L’offre s’est donc largement contractée alors que la demande est restée toujours aussi forte, créant ainsi une hausse des prix. A noter dans ce phénomène, l’initiative de la Californie qui en 2018 avait voté une mesure imposant des règles élevées dans l’élevage des poules, imposant en particulier que les œufs vendus en Californie doivent provenir de poules élevées en plein air.

Mais la production des œufs aux États-Unis est assez largement concentrée. 5 firmes représentent 44 % de la production et peuvent donc influer sur les prix dans un marché qui n’est plus celui de la réelle concurrence. 56 % des œufs sont vendus par les entreprises de distribution aux consommateurs.

Du côté de la distribution, la situation est encore plus critique et le marché est contrôlé par quelques oligopoles. Le secteur de la distribution a été marqué ces derniers mois par la tentative de fusion entre les deux géants Kroger et Albertsons. L’ensemble emploierait 700 000 salariés, pèserait 200 milliards de chiffre d’affaires et détiendrait 13 % du marché du retail. Le marché s’est largement concentré et le Top4 contrôle plus de 30 % du marché. La Federal Trade Comission (FTC) n’a pas encore engagé d’action juridique, mais est opposée à cette fusion.

--

#### [CONSIGNE]
D'après l'extrait sur le marché des œufs aux États-Unis, quelle part de la production est assurée par 5 firmes ? Les entrées ne sont pas nécessaires pour cette consigne.

--

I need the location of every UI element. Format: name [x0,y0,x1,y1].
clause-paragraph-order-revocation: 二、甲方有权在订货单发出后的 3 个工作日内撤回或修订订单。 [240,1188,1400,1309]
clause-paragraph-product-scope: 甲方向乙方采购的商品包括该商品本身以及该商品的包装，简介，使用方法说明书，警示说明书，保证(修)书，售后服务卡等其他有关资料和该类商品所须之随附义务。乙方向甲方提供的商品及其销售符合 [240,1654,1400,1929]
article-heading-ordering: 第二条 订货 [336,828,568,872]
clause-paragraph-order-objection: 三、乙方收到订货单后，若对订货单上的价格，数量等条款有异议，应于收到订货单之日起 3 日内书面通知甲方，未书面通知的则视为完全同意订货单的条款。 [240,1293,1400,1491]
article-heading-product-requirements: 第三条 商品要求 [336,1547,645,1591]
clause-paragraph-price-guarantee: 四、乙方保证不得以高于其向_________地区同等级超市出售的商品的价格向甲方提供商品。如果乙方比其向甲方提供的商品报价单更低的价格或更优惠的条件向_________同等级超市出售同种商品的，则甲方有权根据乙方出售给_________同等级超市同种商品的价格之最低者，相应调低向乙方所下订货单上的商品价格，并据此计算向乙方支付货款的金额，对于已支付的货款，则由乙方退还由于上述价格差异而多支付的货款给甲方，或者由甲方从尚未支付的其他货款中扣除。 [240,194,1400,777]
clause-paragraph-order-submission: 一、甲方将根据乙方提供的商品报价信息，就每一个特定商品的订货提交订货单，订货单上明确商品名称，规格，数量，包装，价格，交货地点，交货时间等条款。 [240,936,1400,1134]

--

#### [RÉPONSE]
Ces 5 firmes représentent 44 % de la production.